• **What this task involves**
Repeat, without any change, the entries presented below.
>> Start Provided material
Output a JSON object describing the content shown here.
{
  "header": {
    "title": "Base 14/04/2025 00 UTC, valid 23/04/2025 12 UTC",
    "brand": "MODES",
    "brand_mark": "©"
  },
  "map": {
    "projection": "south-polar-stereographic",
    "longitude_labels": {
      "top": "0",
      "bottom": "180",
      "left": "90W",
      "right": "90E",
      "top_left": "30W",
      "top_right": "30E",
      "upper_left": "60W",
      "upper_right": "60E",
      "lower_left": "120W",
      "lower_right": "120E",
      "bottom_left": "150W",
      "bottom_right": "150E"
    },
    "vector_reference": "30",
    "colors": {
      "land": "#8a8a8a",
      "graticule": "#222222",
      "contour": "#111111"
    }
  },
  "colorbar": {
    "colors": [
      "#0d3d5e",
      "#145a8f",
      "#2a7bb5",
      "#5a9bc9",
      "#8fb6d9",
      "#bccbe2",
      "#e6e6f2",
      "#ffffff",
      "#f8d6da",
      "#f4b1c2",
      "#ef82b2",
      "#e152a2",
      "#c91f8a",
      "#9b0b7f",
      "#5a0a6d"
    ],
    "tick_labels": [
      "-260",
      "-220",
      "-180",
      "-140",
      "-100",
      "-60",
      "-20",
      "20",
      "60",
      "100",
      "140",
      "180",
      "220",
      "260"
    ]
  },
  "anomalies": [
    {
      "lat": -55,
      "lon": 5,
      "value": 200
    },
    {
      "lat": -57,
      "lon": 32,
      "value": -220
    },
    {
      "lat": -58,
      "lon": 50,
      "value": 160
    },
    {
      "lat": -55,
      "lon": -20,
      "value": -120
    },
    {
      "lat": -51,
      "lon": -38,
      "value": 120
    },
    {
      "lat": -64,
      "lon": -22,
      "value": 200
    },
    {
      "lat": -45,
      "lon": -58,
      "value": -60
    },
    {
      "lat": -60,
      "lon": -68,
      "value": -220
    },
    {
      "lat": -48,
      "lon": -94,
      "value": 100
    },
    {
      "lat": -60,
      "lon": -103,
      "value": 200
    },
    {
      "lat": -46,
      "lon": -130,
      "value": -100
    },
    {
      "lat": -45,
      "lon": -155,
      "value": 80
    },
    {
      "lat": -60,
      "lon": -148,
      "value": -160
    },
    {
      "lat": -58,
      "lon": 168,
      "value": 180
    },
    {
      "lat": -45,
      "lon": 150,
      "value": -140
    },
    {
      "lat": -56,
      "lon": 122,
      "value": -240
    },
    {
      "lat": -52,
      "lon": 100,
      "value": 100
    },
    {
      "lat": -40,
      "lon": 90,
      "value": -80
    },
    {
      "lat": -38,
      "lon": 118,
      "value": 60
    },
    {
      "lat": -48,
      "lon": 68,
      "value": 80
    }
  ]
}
>> End Provided material
• **Answer to this problem**
Output a JSON object describing the content shown here.
{
  "header": {
    "title": "Base 14/04/2025 00 UTC, valid 23/04/2025 12 UTC",
    "brand": "MODES",
    "brand_mark": "©"
  },
  "map": {
    "projection": "south-polar-stereographic",
    "longitude_labels": {
      "top": "0",
      "bottom": "180",
      "left": "90W",
      "right": "90E",
      "top_left": "30W",
      "top_right": "30E",
      "upper_left": "60W",
      "upper_right": "60E",
      "lower_left": "120W",
      "lower_right": "120E",
      "bottom_left": "150W",
      "bottom_right": "150E"
    },
    "vector_reference": "30",
    "colors": {
      "land": "#8a8a8a",
      "graticule": "#222222",
      "contour": "#111111"
    }
  },
  "colorbar": {
    "colors": [
      "#0d3d5e",
      "#145a8f",
      "#2a7bb5",
      "#5a9bc9",
      "#8fb6d9",
      "#bccbe2",
      "#e6e6f2",
      "#ffffff",
      "#f8d6da",
      "#f4b1c2",
      "#ef82b2",
      "#e152a2",
      "#c91f8a",
      "#9b0b7f",
      "#5a0a6d"
    ],
    "tick_labels": [
      "-260",
      "-220",
      "-180",
      "-140",
      "-100",
      "-60",
      "-20",
      "20",
      "60",
      "100",
      "140",
      "180",
      "220",
      "260"
    ]
  },
  "anomalies": [
    {
      "lat": -55,
      "lon": 5,
      "value": 200
    },
    {
      "lat": -57,
      "lon": 32,
      "value": -220
    },
    {
      "lat": -58,
      "lon": 50,
      "value": 160
    },
    {
      "lat": -55,
      "lon": -20,
      "value": -120
    },
    {
      "lat": -51,
      "lon": -38,
      "value": 120
    },
    {
      "lat": -64,
      "lon": -22,
      "value": 200
    },
    {
      "lat": -45,
      "lon": -58,
      "value": -60
    },
    {
      "lat": -60,
      "lon": -68,
      "value": -220
    },
    {
      "lat": -48,
      "lon": -94,
      "value": 100
    },
    {
      "lat": -60,
      "lon": -103,
      "value": 200
    },
    {
      "lat": -46,
      "lon": -130,
      "value": -100
    },
    {
      "lat": -45,
      "lon": -155,
      "value": 80
    },
    {
      "lat": -60,
      "lon": -148,
      "value": -160
    },
    {
      "lat": -58,
      "lon": 168,
      "value": 180
    },
    {
      "lat": -45,
      "lon": 150,
      "value": -140
    },
    {
      "lat": -56,
      "lon": 122,
      "value": -240
    },
    {
      "lat": -52,
      "lon": 100,
      "value": 100
    },
    {
      "lat": -40,
      "lon": 90,
      "value": -80
    },
    {
      "lat": -38,
      "lon": 118,
      "value": 60
    },
    {
      "lat": -48,
      "lon": 68,
      "value": 80
    }
  ]
}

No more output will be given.